→ Task requirements
Identify the lines that contain the string "date" and report only how many there are.

(Items from a dataset)
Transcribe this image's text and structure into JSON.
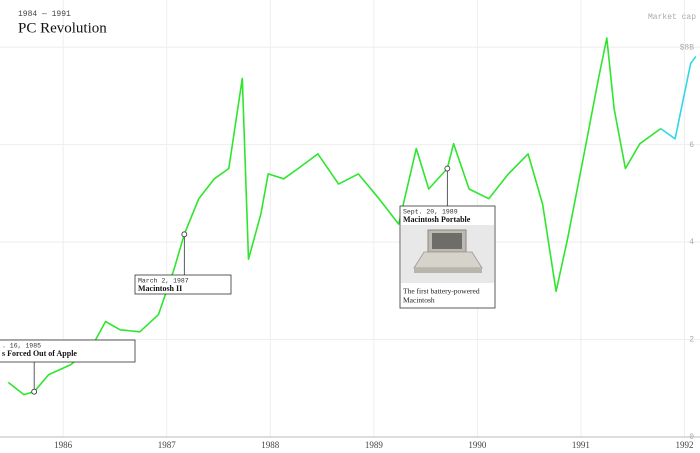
{
  "chart_data": {
    "type": "line",
    "subtitle": "1984 — 1991",
    "title": "PC Revolution",
    "y_label": "Market cap",
    "series": [
      {
        "color": "#2ee62e",
        "x": [
          1985.47,
          1985.62,
          1985.72,
          1985.86,
          1986.07,
          1986.26,
          1986.41,
          1986.55,
          1986.74,
          1986.92,
          1987.07,
          1987.17,
          1987.31,
          1987.46,
          1987.6,
          1987.73,
          1987.79,
          1987.91,
          1987.98,
          1988.13,
          1988.27,
          1988.46,
          1988.66,
          1988.85,
          1989.05,
          1989.24,
          1989.41,
          1989.53,
          1989.71,
          1989.77,
          1989.92,
          1990.11,
          1990.3,
          1990.49,
          1990.63,
          1990.76,
          1990.87,
          1991.04,
          1991.17,
          1991.25,
          1991.32,
          1991.43,
          1991.57,
          1991.77
        ],
        "values": [
          1.12,
          0.87,
          0.93,
          1.28,
          1.48,
          1.79,
          2.37,
          2.2,
          2.16,
          2.51,
          3.44,
          4.16,
          4.89,
          5.3,
          5.51,
          7.36,
          3.65,
          4.58,
          5.4,
          5.3,
          5.51,
          5.81,
          5.19,
          5.4,
          4.89,
          4.37,
          5.92,
          5.09,
          5.51,
          6.02,
          5.09,
          4.89,
          5.4,
          5.81,
          4.78,
          2.99,
          4.06,
          5.92,
          7.36,
          8.19,
          6.74,
          5.51,
          6.02,
          6.33
        ]
      },
      {
        "color": "#33d6e6",
        "x": [
          1991.77,
          1991.91,
          1992.06,
          1992.11
        ],
        "values": [
          6.33,
          6.12,
          7.67,
          7.81
        ]
      }
    ],
    "xlim": [
      1985.39,
      1992.15
    ],
    "xticks": [
      1986,
      1987,
      1988,
      1989,
      1990,
      1991,
      1992
    ],
    "ylim": [
      0,
      9
    ],
    "yticks": [
      {
        "value": 8,
        "label": "$8B"
      },
      6,
      4,
      2,
      0
    ],
    "grid": true,
    "annotations": [
      {
        "date": ". 16, 1985",
        "label": "s Forced Out of Apple",
        "x": 1985.72,
        "y": 0.93
      },
      {
        "date": "March 2, 1987",
        "label": "Macintosh II",
        "x": 1987.17,
        "y": 4.16
      },
      {
        "date": "Sept. 20, 1989",
        "label": "Macintosh Portable",
        "description": [
          "The first battery-powered",
          "Macintosh"
        ],
        "x": 1989.71,
        "y": 5.51
      }
    ]
  }
}
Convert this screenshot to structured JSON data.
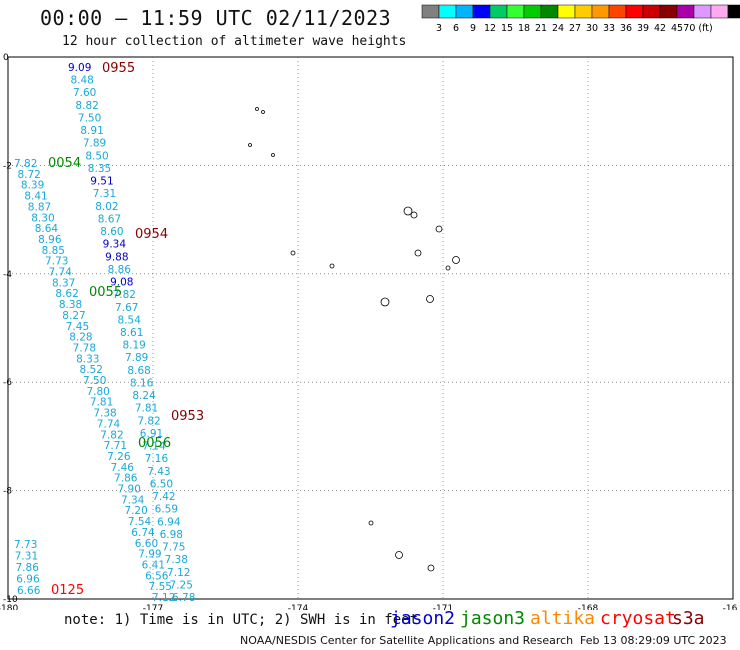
{
  "header": {
    "title": "00:00 – 11:59 UTC 02/11/2023",
    "subtitle": "12 hour collection of altimeter wave heights"
  },
  "legend": {
    "colors": [
      "#808080",
      "#00ffff",
      "#00b4ff",
      "#0000ff",
      "#00cc66",
      "#33ff33",
      "#00cc00",
      "#008800",
      "#ffff00",
      "#ffcc00",
      "#ff9900",
      "#ff4400",
      "#ff0000",
      "#cc0000",
      "#880000",
      "#aa00aa",
      "#dd99ff",
      "#ffaaee",
      "#000000"
    ],
    "labels": [
      "3",
      "6",
      "9",
      "12",
      "15",
      "18",
      "21",
      "24",
      "27",
      "30",
      "33",
      "36",
      "39",
      "42",
      "45",
      "70 (ft)"
    ]
  },
  "map": {
    "x_ticks": [
      "-180",
      "-177",
      "-174",
      "-171",
      "-168",
      "-16"
    ],
    "y_ticks": [
      "0",
      "-2",
      "-4",
      "-6",
      "-8",
      "-10"
    ],
    "pass_labels": [
      {
        "text": "0955",
        "color": "#880000"
      },
      {
        "text": "0054",
        "color": "#008800"
      },
      {
        "text": "0954",
        "color": "#880000"
      },
      {
        "text": "0055",
        "color": "#008800"
      },
      {
        "text": "0953",
        "color": "#880000"
      },
      {
        "text": "0056",
        "color": "#008800"
      },
      {
        "text": "0125",
        "color": "#ff0000"
      }
    ],
    "track1": [
      "9.09",
      "8.48",
      "7.60",
      "8.82",
      "7.50",
      "8.91",
      "7.89",
      "8.50",
      "8.35",
      "9.51",
      "7.31",
      "8.02",
      "8.67",
      "8.60",
      "9.34",
      "9.88",
      "8.86",
      "9.08",
      "7.82",
      "7.67",
      "8.54",
      "8.61",
      "8.19",
      "7.89",
      "8.68",
      "8.16",
      "8.24",
      "7.81",
      "7.82",
      "6.91",
      "7.14",
      "7.16",
      "7.43",
      "6.50",
      "7.42",
      "6.59",
      "6.94",
      "6.98",
      "7.75",
      "7.38",
      "7.12",
      "7.25",
      "6.78"
    ],
    "track2": [
      "7.82",
      "8.72",
      "8.39",
      "8.41",
      "8.87",
      "8.30",
      "8.64",
      "8.96",
      "8.85",
      "7.73",
      "7.74",
      "8.37",
      "8.62",
      "8.38",
      "8.27",
      "7.45",
      "8.28",
      "7.78",
      "8.33",
      "8.52",
      "7.50",
      "7.80",
      "7.81",
      "7.38",
      "7.74",
      "7.82",
      "7.71",
      "7.26",
      "7.46",
      "7.86",
      "7.90",
      "7.34",
      "7.20",
      "7.54",
      "6.74",
      "6.60",
      "7.99",
      "6.41",
      "6.56",
      "7.55",
      "7.12"
    ],
    "track3": [
      "7.73",
      "7.31",
      "7.86",
      "6.96",
      "6.66"
    ]
  },
  "footer": {
    "note": "note: 1) Time is in UTC; 2) SWH is in feet",
    "satellites": [
      {
        "name": "jason2",
        "color": "#0000cc"
      },
      {
        "name": "jason3",
        "color": "#008800"
      },
      {
        "name": "altika",
        "color": "#ff8800"
      },
      {
        "name": "cryosat",
        "color": "#ff0000"
      },
      {
        "name": "s3a",
        "color": "#880000"
      }
    ],
    "credit": "NOAA/NESDIS Center for Satellite Applications and Research",
    "timestamp": "Feb 13 08:29:09 UTC 2023"
  }
}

→ Task response
3